======== RECORDS FOR THIS TASK ========

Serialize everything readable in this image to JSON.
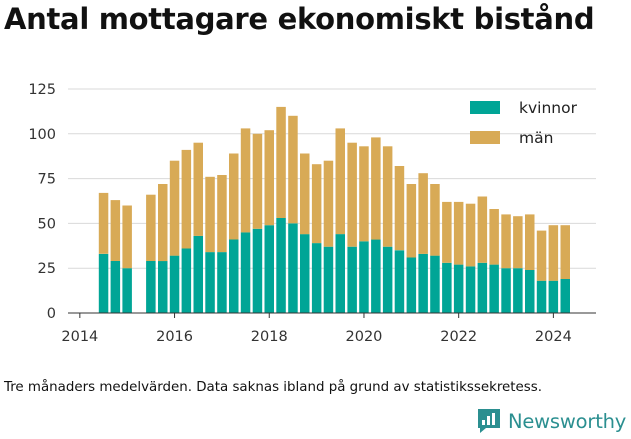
{
  "title": "Antal mottagare ekonomiskt bistånd",
  "footnote": "Tre månaders medelvärden. Data saknas ibland på grund av statistikssekretess.",
  "brand": {
    "name": "Newsworthy",
    "logo_icon": "newsworthy-logo-icon",
    "color": "#2b8f90"
  },
  "chart_data": {
    "type": "bar",
    "stacked": true,
    "x": [
      2014.5,
      2014.75,
      2015.0,
      2015.5,
      2015.75,
      2016.0,
      2016.25,
      2016.5,
      2016.75,
      2017.0,
      2017.25,
      2017.5,
      2017.75,
      2018.0,
      2018.25,
      2018.5,
      2018.75,
      2019.0,
      2019.25,
      2019.5,
      2019.75,
      2020.0,
      2020.25,
      2020.5,
      2020.75,
      2021.0,
      2021.25,
      2021.5,
      2021.75,
      2022.0,
      2022.25,
      2022.5,
      2022.75,
      2023.0,
      2023.25,
      2023.5,
      2023.75,
      2024.0,
      2024.25
    ],
    "series": [
      {
        "name": "kvinnor",
        "color": "#00a596",
        "values": [
          33,
          29,
          25,
          29,
          29,
          32,
          36,
          43,
          34,
          34,
          41,
          45,
          47,
          49,
          53,
          50,
          44,
          39,
          37,
          44,
          37,
          40,
          41,
          37,
          35,
          31,
          33,
          32,
          28,
          27,
          26,
          28,
          27,
          25,
          25,
          24,
          18,
          18,
          19
        ]
      },
      {
        "name": "män",
        "color": "#d8aa56",
        "values": [
          34,
          34,
          35,
          37,
          43,
          53,
          55,
          52,
          42,
          43,
          48,
          58,
          53,
          53,
          62,
          60,
          45,
          44,
          48,
          59,
          58,
          53,
          57,
          56,
          47,
          41,
          45,
          40,
          34,
          35,
          35,
          37,
          31,
          30,
          29,
          31,
          28,
          31,
          30
        ]
      }
    ],
    "x_ticks": [
      "2014",
      "2016",
      "2018",
      "2020",
      "2022",
      "2024"
    ],
    "y_ticks": [
      "0",
      "25",
      "50",
      "75",
      "100",
      "125"
    ],
    "xlim": [
      2013.75,
      2024.9
    ],
    "ylim": [
      0,
      130
    ],
    "grid": "horizontal",
    "legend_position": "top-right"
  }
}
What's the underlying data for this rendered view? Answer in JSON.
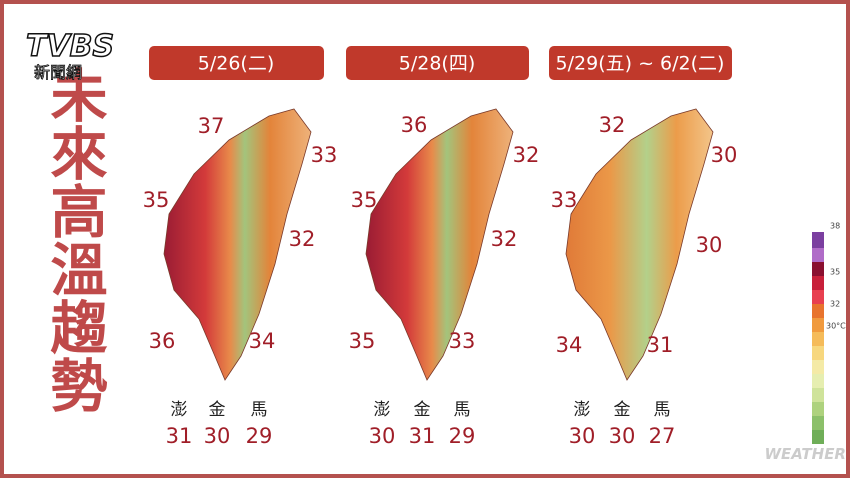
{
  "logo": {
    "brand": "TVBS",
    "subtitle": "新聞網"
  },
  "title": "未來高溫趨勢",
  "island_names": [
    "澎",
    "金",
    "馬"
  ],
  "panels": [
    {
      "date": "5/26(二)",
      "north": 37,
      "northeast": 33,
      "west": 35,
      "east": 32,
      "southwest": 36,
      "southeast": 34,
      "islands": [
        31,
        30,
        29
      ]
    },
    {
      "date": "5/28(四)",
      "north": 36,
      "northeast": 32,
      "west": 35,
      "east": 32,
      "southwest": 35,
      "southeast": 33,
      "islands": [
        30,
        31,
        29
      ]
    },
    {
      "date": "5/29(五) ~ 6/2(二)",
      "north": 32,
      "northeast": 30,
      "west": 33,
      "east": 30,
      "southwest": 34,
      "southeast": 31,
      "islands": [
        30,
        30,
        27
      ]
    }
  ],
  "legend": [
    "38",
    "35",
    "32",
    "30°C"
  ],
  "watermark": "WEATHER"
}
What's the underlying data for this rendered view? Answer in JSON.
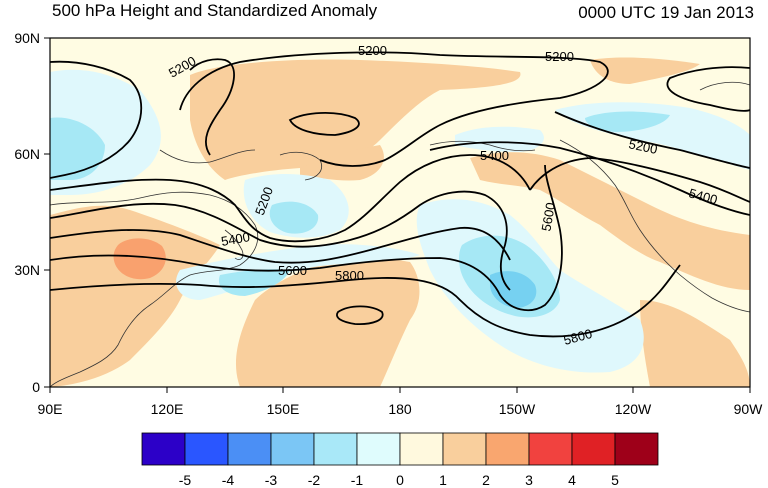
{
  "header": {
    "title": "500 hPa Height and Standardized Anomaly",
    "timestamp": "0000 UTC 19 Jan 2013"
  },
  "map": {
    "projection": "cylindrical-equidistant",
    "lon_range": [
      90,
      270
    ],
    "lat_range": [
      0,
      90
    ],
    "lon_ticks": [
      "90E",
      "120E",
      "150E",
      "180",
      "150W",
      "120W",
      "90W"
    ],
    "lat_ticks": [
      "90N",
      "60N",
      "30N",
      "0"
    ],
    "contour_labels": [
      "5200",
      "5200",
      "5200",
      "5200",
      "5400",
      "5400",
      "5400",
      "5600",
      "5600",
      "5800",
      "5800",
      "5200"
    ],
    "colors": {
      "neutral": "#fffce3",
      "pos1": "#f9cf9d",
      "pos2": "#f9a16e",
      "neg1": "#dff8fc",
      "neg2": "#a6e8f5",
      "neg3": "#76d1f1"
    }
  },
  "colorbar": {
    "labels": [
      "-5",
      "-4",
      "-3",
      "-2",
      "-1",
      "0",
      "1",
      "2",
      "3",
      "4",
      "5"
    ],
    "colors": [
      "#2c00c8",
      "#2a56ff",
      "#4b8ff5",
      "#7bc6f5",
      "#a9e8f8",
      "#dffcfd",
      "#fff9de",
      "#f9cf9d",
      "#f9a66f",
      "#f1423f",
      "#e02125",
      "#9e0019"
    ]
  }
}
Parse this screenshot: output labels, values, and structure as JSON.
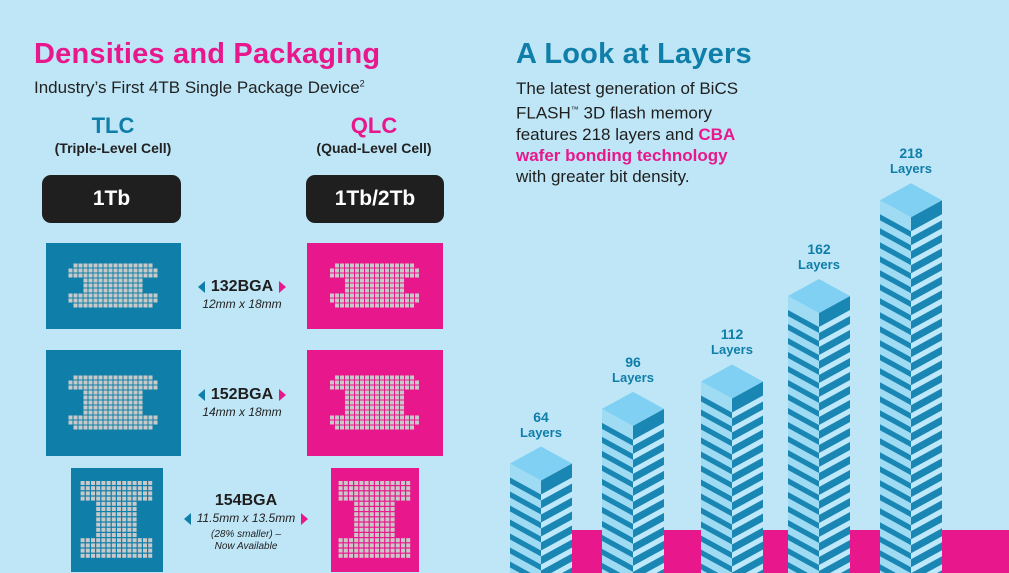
{
  "left_section": {
    "title": "Densities and Packaging",
    "subtitle": "Industry’s First 4TB Single Package Device",
    "subtitle_sup": "2",
    "tlc": {
      "name": "TLC",
      "full": "(Triple-Level Cell)",
      "density": "1Tb",
      "color": "#0f7ea8"
    },
    "qlc": {
      "name": "QLC",
      "full": "(Quad-Level Cell)",
      "density": "1Tb/2Tb",
      "color": "#e8188c"
    },
    "packages": [
      {
        "name": "132BGA",
        "dims": "12mm x 18mm",
        "note_1": "",
        "note_2": ""
      },
      {
        "name": "152BGA",
        "dims": "14mm x 18mm",
        "note_1": "",
        "note_2": ""
      },
      {
        "name": "154BGA",
        "dims": "11.5mm x 13.5mm",
        "note_1": "(28% smaller) –",
        "note_2": "Now Available"
      }
    ]
  },
  "right_section": {
    "title": "A Look at Layers",
    "desc_1": "The latest generation of BiCS",
    "desc_2a": "FLASH",
    "desc_2_tm": "™",
    "desc_2b": " 3D flash memory",
    "desc_3a": "features 218 layers and ",
    "desc_3_hl": "CBA",
    "desc_4_hl": "wafer bonding technology",
    "desc_5": "with greater bit density.",
    "towers": [
      {
        "layers": 64,
        "label_num": "64",
        "label_txt": "Layers"
      },
      {
        "layers": 96,
        "label_num": "96",
        "label_txt": "Layers"
      },
      {
        "layers": 112,
        "label_num": "112",
        "label_txt": "Layers"
      },
      {
        "layers": 162,
        "label_num": "162",
        "label_txt": "Layers"
      },
      {
        "layers": 218,
        "label_num": "218",
        "label_txt": "Layers"
      }
    ]
  },
  "colors": {
    "background": "#bfe6f7",
    "teal": "#0f7ea8",
    "magenta": "#e8188c",
    "chip_gray": "#c9c9c9"
  }
}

========

▸ WRITTEN TASK
Reproduce every line exactly and omit all pictures.

▸ ANSWER TO THIS PROBLEM
Serialize everything readable in this image to JSON.
{
  "title": "Antal mottagare ekonomiskt bistånd",
  "footnote": "Tre månaders medelvärden. Data saknas ibland på grund av statistikssekretess.",
  "brand": {
    "name": "Newsworthy",
    "logo_icon": "newsworthy-logo-icon",
    "color": "#2b8f90"
  },
  "chart_data": {
    "type": "bar",
    "stacked": true,
    "x": [
      2014.5,
      2014.75,
      2015.0,
      2015.5,
      2015.75,
      2016.0,
      2016.25,
      2016.5,
      2016.75,
      2017.0,
      2017.25,
      2017.5,
      2017.75,
      2018.0,
      2018.25,
      2018.5,
      2018.75,
      2019.0,
      2019.25,
      2019.5,
      2019.75,
      2020.0,
      2020.25,
      2020.5,
      2020.75,
      2021.0,
      2021.25,
      2021.5,
      2021.75,
      2022.0,
      2022.25,
      2022.5,
      2022.75,
      2023.0,
      2023.25,
      2023.5,
      2023.75,
      2024.0,
      2024.25
    ],
    "series": [
      {
        "name": "kvinnor",
        "color": "#00a596",
        "values": [
          33,
          29,
          25,
          29,
          29,
          32,
          36,
          43,
          34,
          34,
          41,
          45,
          47,
          49,
          53,
          50,
          44,
          39,
          37,
          44,
          37,
          40,
          41,
          37,
          35,
          31,
          33,
          32,
          28,
          27,
          26,
          28,
          27,
          25,
          25,
          24,
          18,
          18,
          19
        ]
      },
      {
        "name": "män",
        "color": "#d8aa56",
        "values": [
          34,
          34,
          35,
          37,
          43,
          53,
          55,
          52,
          42,
          43,
          48,
          58,
          53,
          53,
          62,
          60,
          45,
          44,
          48,
          59,
          58,
          53,
          57,
          56,
          47,
          41,
          45,
          40,
          34,
          35,
          35,
          37,
          31,
          30,
          29,
          31,
          28,
          31,
          30
        ]
      }
    ],
    "x_ticks": [
      "2014",
      "2016",
      "2018",
      "2020",
      "2022",
      "2024"
    ],
    "y_ticks": [
      "0",
      "25",
      "50",
      "75",
      "100",
      "125"
    ],
    "xlim": [
      2013.75,
      2024.9
    ],
    "ylim": [
      0,
      130
    ],
    "grid": "horizontal",
    "legend_position": "top-right"
  }
}
What's the underlying data for this rendered view? Answer in JSON.
{
  "logo": {
    "brand": "TVBS",
    "subtitle": "新聞網"
  },
  "title": "未來高溫趨勢",
  "island_names": [
    "澎",
    "金",
    "馬"
  ],
  "panels": [
    {
      "date": "5/26(二)",
      "north": 37,
      "northeast": 33,
      "west": 35,
      "east": 32,
      "southwest": 36,
      "southeast": 34,
      "islands": [
        31,
        30,
        29
      ]
    },
    {
      "date": "5/28(四)",
      "north": 36,
      "northeast": 32,
      "west": 35,
      "east": 32,
      "southwest": 35,
      "southeast": 33,
      "islands": [
        30,
        31,
        29
      ]
    },
    {
      "date": "5/29(五) ~ 6/2(二)",
      "north": 32,
      "northeast": 30,
      "west": 33,
      "east": 30,
      "southwest": 34,
      "southeast": 31,
      "islands": [
        30,
        30,
        27
      ]
    }
  ],
  "legend": [
    "38",
    "35",
    "32",
    "30°C"
  ],
  "watermark": "WEATHER"
}
What's the underlying data for this rendered view? Answer in JSON.
{
  "header": {
    "title": "500 hPa Height and Standardized Anomaly",
    "timestamp": "0000 UTC 19 Jan 2013"
  },
  "map": {
    "projection": "cylindrical-equidistant",
    "lon_range": [
      90,
      270
    ],
    "lat_range": [
      0,
      90
    ],
    "lon_ticks": [
      "90E",
      "120E",
      "150E",
      "180",
      "150W",
      "120W",
      "90W"
    ],
    "lat_ticks": [
      "90N",
      "60N",
      "30N",
      "0"
    ],
    "contour_labels": [
      "5200",
      "5200",
      "5200",
      "5200",
      "5400",
      "5400",
      "5400",
      "5600",
      "5600",
      "5800",
      "5800",
      "5200"
    ],
    "colors": {
      "neutral": "#fffce3",
      "pos1": "#f9cf9d",
      "pos2": "#f9a16e",
      "neg1": "#dff8fc",
      "neg2": "#a6e8f5",
      "neg3": "#76d1f1"
    }
  },
  "colorbar": {
    "labels": [
      "-5",
      "-4",
      "-3",
      "-2",
      "-1",
      "0",
      "1",
      "2",
      "3",
      "4",
      "5"
    ],
    "colors": [
      "#2c00c8",
      "#2a56ff",
      "#4b8ff5",
      "#7bc6f5",
      "#a9e8f8",
      "#dffcfd",
      "#fff9de",
      "#f9cf9d",
      "#f9a66f",
      "#f1423f",
      "#e02125",
      "#9e0019"
    ]
  }
}
Parse this screenshot: output labels, values, and structure as JSON.
{
  "left_section": {
    "title": "Densities and Packaging",
    "subtitle": "Industry’s First 4TB Single Package Device",
    "subtitle_sup": "2",
    "tlc": {
      "name": "TLC",
      "full": "(Triple-Level Cell)",
      "density": "1Tb",
      "color": "#0f7ea8"
    },
    "qlc": {
      "name": "QLC",
      "full": "(Quad-Level Cell)",
      "density": "1Tb/2Tb",
      "color": "#e8188c"
    },
    "packages": [
      {
        "name": "132BGA",
        "dims": "12mm x 18mm",
        "note_1": "",
        "note_2": ""
      },
      {
        "name": "152BGA",
        "dims": "14mm x 18mm",
        "note_1": "",
        "note_2": ""
      },
      {
        "name": "154BGA",
        "dims": "11.5mm x 13.5mm",
        "note_1": "(28% smaller) –",
        "note_2": "Now Available"
      }
    ]
  },
  "right_section": {
    "title": "A Look at Layers",
    "desc_1": "The latest generation of BiCS",
    "desc_2a": "FLASH",
    "desc_2_tm": "™",
    "desc_2b": " 3D flash memory",
    "desc_3a": "features 218 layers and ",
    "desc_3_hl": "CBA",
    "desc_4_hl": "wafer bonding technology",
    "desc_5": "with greater bit density.",
    "towers": [
      {
        "layers": 64,
        "label_num": "64",
        "label_txt": "Layers"
      },
      {
        "layers": 96,
        "label_num": "96",
        "label_txt": "Layers"
      },
      {
        "layers": 112,
        "label_num": "112",
        "label_txt": "Layers"
      },
      {
        "layers": 162,
        "label_num": "162",
        "label_txt": "Layers"
      },
      {
        "layers": 218,
        "label_num": "218",
        "label_txt": "Layers"
      }
    ]
  },
  "colors": {
    "background": "#bfe6f7",
    "teal": "#0f7ea8",
    "magenta": "#e8188c",
    "chip_gray": "#c9c9c9"
  }
}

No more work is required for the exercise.